## Problem description
Transcribe all records exactly.

## Input material
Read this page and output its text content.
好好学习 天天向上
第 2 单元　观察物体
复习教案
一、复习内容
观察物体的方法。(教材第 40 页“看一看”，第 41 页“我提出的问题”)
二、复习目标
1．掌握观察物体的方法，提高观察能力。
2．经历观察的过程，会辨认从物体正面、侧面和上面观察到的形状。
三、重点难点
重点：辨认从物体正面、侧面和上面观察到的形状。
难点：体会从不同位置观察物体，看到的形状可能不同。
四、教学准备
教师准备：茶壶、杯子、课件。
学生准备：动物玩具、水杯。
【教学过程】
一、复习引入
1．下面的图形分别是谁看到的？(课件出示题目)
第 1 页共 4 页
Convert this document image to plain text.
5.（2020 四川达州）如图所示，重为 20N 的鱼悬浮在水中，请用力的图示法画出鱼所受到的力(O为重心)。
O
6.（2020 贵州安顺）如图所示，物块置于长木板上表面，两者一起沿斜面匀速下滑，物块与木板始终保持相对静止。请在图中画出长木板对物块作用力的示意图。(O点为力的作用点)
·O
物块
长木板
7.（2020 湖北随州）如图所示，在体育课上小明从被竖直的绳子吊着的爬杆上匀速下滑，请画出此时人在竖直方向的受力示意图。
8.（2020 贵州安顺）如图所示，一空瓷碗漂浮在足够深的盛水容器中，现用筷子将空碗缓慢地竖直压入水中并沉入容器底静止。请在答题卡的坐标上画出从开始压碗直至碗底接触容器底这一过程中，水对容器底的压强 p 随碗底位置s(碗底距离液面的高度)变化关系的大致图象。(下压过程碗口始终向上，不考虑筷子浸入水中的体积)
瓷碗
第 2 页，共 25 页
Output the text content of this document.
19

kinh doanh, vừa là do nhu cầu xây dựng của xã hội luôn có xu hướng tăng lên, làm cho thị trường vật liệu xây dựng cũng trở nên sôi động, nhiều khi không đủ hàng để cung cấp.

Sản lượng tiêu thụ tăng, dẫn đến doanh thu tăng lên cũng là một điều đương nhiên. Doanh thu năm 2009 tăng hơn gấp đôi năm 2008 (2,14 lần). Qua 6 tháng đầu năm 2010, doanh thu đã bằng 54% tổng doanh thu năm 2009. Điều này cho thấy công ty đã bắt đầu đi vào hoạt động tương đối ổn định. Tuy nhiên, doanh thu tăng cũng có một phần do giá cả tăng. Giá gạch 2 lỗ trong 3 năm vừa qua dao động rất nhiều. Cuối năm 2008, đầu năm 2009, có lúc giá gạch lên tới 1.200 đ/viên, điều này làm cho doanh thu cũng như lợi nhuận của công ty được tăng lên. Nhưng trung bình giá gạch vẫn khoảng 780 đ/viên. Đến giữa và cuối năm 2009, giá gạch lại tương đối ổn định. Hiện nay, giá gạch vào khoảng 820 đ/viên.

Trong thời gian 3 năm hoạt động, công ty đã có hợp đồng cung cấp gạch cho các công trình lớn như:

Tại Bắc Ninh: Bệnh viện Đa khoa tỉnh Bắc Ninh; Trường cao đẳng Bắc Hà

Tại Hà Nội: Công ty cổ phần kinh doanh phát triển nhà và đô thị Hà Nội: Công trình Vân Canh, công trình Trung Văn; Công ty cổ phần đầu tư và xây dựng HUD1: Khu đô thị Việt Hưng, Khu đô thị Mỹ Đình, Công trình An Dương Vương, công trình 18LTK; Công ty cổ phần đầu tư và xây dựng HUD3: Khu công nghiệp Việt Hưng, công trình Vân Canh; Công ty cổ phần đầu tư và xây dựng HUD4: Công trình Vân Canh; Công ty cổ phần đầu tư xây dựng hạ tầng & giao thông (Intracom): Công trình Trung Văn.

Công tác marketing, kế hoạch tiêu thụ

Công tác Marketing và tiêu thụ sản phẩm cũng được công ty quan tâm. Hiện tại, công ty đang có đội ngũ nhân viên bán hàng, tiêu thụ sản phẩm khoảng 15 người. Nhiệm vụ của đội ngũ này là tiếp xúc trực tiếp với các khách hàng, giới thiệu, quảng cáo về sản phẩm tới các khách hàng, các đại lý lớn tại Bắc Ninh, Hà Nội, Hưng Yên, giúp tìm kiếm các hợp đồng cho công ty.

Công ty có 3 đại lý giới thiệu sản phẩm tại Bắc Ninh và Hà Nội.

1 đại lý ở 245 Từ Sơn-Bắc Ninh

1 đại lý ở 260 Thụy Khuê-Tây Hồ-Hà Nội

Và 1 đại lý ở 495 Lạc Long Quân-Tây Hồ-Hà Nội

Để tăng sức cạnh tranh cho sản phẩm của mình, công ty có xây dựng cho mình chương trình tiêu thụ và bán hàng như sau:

## Result of the task
Read this page and output its text content.
好好学习 天天向上
第 2 单元　观察物体
复习教案
一、复习内容
观察物体的方法。(教材第 40 页“看一看”，第 41 页“我提出的问题”)
二、复习目标
1．掌握观察物体的方法，提高观察能力。
2．经历观察的过程，会辨认从物体正面、侧面和上面观察到的形状。
三、重点难点
重点：辨认从物体正面、侧面和上面观察到的形状。
难点：体会从不同位置观察物体，看到的形状可能不同。
四、教学准备
教师准备：茶壶、杯子、课件。
学生准备：动物玩具、水杯。
【教学过程】
一、复习引入
1．下面的图形分别是谁看到的？(课件出示题目)
第 1 页共 4 页
Convert this document image to plain text.
5.（2020 四川达州）如图所示，重为 20N 的鱼悬浮在水中，请用力的图示法画出鱼所受到的力(O为重心)。
O
6.（2020 贵州安顺）如图所示，物块置于长木板上表面，两者一起沿斜面匀速下滑，物块与木板始终保持相对静止。请在图中画出长木板对物块作用力的示意图。(O点为力的作用点)
·O
物块
长木板
7.（2020 湖北随州）如图所示，在体育课上小明从被竖直的绳子吊着的爬杆上匀速下滑，请画出此时人在竖直方向的受力示意图。
8.（2020 贵州安顺）如图所示，一空瓷碗漂浮在足够深的盛水容器中，现用筷子将空碗缓慢地竖直压入水中并沉入容器底静止。请在答题卡的坐标上画出从开始压碗直至碗底接触容器底这一过程中，水对容器底的压强 p 随碗底位置s(碗底距离液面的高度)变化关系的大致图象。(下压过程碗口始终向上，不考虑筷子浸入水中的体积)
瓷碗
第 2 页，共 25 页
Output the text content of this document.
19

kinh doanh, vừa là do nhu cầu xây dựng của xã hội luôn có xu hướng tăng lên, làm cho thị trường vật liệu xây dựng cũng trở nên sôi động, nhiều khi không đủ hàng để cung cấp.

Sản lượng tiêu thụ tăng, dẫn đến doanh thu tăng lên cũng là một điều đương nhiên. Doanh thu năm 2009 tăng hơn gấp đôi năm 2008 (2,14 lần). Qua 6 tháng đầu năm 2010, doanh thu đã bằng 54% tổng doanh thu năm 2009. Điều này cho thấy công ty đã bắt đầu đi vào hoạt động tương đối ổn định. Tuy nhiên, doanh thu tăng cũng có một phần do giá cả tăng. Giá gạch 2 lỗ trong 3 năm vừa qua dao động rất nhiều. Cuối năm 2008, đầu năm 2009, có lúc giá gạch lên tới 1.200 đ/viên, điều này làm cho doanh thu cũng như lợi nhuận của công ty được tăng lên. Nhưng trung bình giá gạch vẫn khoảng 780 đ/viên. Đến giữa và cuối năm 2009, giá gạch lại tương đối ổn định. Hiện nay, giá gạch vào khoảng 820 đ/viên.

Trong thời gian 3 năm hoạt động, công ty đã có hợp đồng cung cấp gạch cho các công trình lớn như:

Tại Bắc Ninh: Bệnh viện Đa khoa tỉnh Bắc Ninh; Trường cao đẳng Bắc Hà

Tại Hà Nội: Công ty cổ phần kinh doanh phát triển nhà và đô thị Hà Nội: Công trình Vân Canh, công trình Trung Văn; Công ty cổ phần đầu tư và xây dựng HUD1: Khu đô thị Việt Hưng, Khu đô thị Mỹ Đình, Công trình An Dương Vương, công trình 18LTK; Công ty cổ phần đầu tư và xây dựng HUD3: Khu công nghiệp Việt Hưng, công trình Vân Canh; Công ty cổ phần đầu tư và xây dựng HUD4: Công trình Vân Canh; Công ty cổ phần đầu tư xây dựng hạ tầng & giao thông (Intracom): Công trình Trung Văn.

Công tác marketing, kế hoạch tiêu thụ

Công tác Marketing và tiêu thụ sản phẩm cũng được công ty quan tâm. Hiện tại, công ty đang có đội ngũ nhân viên bán hàng, tiêu thụ sản phẩm khoảng 15 người. Nhiệm vụ của đội ngũ này là tiếp xúc trực tiếp với các khách hàng, giới thiệu, quảng cáo về sản phẩm tới các khách hàng, các đại lý lớn tại Bắc Ninh, Hà Nội, Hưng Yên, giúp tìm kiếm các hợp đồng cho công ty.

Công ty có 3 đại lý giới thiệu sản phẩm tại Bắc Ninh và Hà Nội.

1 đại lý ở 245 Từ Sơn-Bắc Ninh

1 đại lý ở 260 Thụy Khuê-Tây Hồ-Hà Nội

Và 1 đại lý ở 495 Lạc Long Quân-Tây Hồ-Hà Nội

Để tăng sức cạnh tranh cho sản phẩm của mình, công ty có xây dựng cho mình chương trình tiêu thụ và bán hàng như sau:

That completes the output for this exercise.